● **Data entries for graphics**
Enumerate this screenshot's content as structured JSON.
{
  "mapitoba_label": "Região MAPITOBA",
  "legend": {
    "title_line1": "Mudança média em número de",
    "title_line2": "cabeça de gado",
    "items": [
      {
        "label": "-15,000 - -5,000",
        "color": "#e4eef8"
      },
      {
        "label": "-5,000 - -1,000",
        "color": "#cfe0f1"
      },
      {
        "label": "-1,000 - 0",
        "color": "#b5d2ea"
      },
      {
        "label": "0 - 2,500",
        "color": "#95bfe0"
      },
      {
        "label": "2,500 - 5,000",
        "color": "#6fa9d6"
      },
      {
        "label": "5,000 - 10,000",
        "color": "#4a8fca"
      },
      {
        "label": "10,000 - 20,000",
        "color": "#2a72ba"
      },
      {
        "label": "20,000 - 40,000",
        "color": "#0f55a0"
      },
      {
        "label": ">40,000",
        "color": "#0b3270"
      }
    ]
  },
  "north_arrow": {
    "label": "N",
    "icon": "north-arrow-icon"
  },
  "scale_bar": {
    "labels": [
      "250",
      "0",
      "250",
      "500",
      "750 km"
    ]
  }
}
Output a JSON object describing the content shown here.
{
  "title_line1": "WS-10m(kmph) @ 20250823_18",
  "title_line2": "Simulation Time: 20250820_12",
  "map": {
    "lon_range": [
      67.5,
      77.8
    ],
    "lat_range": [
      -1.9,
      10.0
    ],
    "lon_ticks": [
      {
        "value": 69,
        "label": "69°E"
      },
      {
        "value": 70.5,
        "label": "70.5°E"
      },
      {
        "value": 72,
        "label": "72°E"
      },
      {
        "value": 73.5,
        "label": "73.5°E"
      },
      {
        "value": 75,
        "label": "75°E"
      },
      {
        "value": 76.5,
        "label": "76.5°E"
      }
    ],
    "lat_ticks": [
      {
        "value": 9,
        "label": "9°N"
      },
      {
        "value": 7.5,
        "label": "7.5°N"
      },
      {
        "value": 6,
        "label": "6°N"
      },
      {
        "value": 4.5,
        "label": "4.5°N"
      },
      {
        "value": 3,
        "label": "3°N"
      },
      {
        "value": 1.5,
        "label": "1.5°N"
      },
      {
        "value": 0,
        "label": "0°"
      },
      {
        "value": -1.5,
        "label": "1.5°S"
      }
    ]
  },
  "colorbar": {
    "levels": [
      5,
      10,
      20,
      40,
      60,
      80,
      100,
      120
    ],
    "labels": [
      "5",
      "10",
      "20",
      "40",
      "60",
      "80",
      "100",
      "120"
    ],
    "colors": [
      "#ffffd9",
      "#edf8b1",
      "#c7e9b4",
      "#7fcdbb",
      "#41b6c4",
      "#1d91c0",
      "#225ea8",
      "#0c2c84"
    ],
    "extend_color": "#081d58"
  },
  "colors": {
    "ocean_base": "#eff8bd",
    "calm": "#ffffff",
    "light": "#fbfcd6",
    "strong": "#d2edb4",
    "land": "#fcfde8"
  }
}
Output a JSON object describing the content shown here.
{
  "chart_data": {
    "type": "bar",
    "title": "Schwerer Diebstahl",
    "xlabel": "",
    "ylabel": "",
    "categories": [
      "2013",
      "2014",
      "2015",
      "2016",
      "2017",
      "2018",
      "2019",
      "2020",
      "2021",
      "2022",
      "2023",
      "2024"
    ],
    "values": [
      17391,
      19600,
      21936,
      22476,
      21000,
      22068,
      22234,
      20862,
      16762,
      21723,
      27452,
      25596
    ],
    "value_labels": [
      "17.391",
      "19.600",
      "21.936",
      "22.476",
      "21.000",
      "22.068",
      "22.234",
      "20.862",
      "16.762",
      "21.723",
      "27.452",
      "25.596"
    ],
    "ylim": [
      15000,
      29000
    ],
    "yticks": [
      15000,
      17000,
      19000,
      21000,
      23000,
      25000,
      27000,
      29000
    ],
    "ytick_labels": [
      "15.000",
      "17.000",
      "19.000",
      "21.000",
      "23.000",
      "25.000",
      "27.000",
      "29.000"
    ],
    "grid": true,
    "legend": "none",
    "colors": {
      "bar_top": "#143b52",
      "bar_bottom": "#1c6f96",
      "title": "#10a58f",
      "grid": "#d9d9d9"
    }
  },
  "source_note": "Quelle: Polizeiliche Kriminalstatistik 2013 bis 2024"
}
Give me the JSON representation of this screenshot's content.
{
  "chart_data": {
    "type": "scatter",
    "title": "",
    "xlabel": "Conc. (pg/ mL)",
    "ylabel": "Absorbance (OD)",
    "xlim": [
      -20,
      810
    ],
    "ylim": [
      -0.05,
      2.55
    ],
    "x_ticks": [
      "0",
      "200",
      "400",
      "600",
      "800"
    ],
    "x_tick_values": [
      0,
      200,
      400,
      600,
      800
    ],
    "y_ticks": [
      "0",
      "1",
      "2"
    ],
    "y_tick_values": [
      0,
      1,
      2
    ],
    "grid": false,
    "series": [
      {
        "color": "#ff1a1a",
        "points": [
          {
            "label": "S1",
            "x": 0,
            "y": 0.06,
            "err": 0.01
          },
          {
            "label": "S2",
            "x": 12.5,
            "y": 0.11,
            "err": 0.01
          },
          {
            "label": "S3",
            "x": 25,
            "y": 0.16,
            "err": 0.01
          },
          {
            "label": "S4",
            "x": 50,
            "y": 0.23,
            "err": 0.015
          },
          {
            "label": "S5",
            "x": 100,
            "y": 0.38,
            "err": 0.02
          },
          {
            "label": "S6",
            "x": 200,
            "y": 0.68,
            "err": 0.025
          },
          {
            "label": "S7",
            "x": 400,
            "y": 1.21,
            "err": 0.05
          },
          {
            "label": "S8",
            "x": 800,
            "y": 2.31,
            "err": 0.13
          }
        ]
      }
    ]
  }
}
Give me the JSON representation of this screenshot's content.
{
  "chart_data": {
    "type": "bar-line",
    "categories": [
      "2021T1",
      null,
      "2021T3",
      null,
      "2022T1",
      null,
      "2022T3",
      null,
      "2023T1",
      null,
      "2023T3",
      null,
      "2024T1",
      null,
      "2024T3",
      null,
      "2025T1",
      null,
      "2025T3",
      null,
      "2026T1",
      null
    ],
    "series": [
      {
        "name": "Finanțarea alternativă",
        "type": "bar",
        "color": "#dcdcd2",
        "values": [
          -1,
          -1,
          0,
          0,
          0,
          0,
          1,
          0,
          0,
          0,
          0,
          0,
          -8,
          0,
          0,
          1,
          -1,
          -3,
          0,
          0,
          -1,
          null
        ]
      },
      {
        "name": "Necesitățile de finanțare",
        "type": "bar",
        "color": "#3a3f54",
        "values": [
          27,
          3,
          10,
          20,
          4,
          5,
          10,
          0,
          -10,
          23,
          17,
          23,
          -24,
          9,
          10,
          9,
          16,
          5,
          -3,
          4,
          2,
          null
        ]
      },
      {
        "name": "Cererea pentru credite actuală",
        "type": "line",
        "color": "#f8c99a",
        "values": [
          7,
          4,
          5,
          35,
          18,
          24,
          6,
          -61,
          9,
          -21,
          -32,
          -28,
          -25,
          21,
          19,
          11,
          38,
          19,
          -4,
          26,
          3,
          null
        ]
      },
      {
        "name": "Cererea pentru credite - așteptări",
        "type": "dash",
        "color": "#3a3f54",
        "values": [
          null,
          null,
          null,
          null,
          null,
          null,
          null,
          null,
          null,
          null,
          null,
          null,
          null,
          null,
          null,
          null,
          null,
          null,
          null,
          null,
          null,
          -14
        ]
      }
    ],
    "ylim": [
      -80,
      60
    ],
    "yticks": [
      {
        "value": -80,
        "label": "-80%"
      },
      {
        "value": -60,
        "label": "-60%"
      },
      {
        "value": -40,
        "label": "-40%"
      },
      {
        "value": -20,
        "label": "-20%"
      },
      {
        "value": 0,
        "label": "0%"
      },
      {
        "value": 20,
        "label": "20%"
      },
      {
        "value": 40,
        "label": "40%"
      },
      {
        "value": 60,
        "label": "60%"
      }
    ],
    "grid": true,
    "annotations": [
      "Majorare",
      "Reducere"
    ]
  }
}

● **INSTRUCTION**
Tell how many lines of the data include the word "pentru", and nothing else.

● **ANSWER IN FULL**
2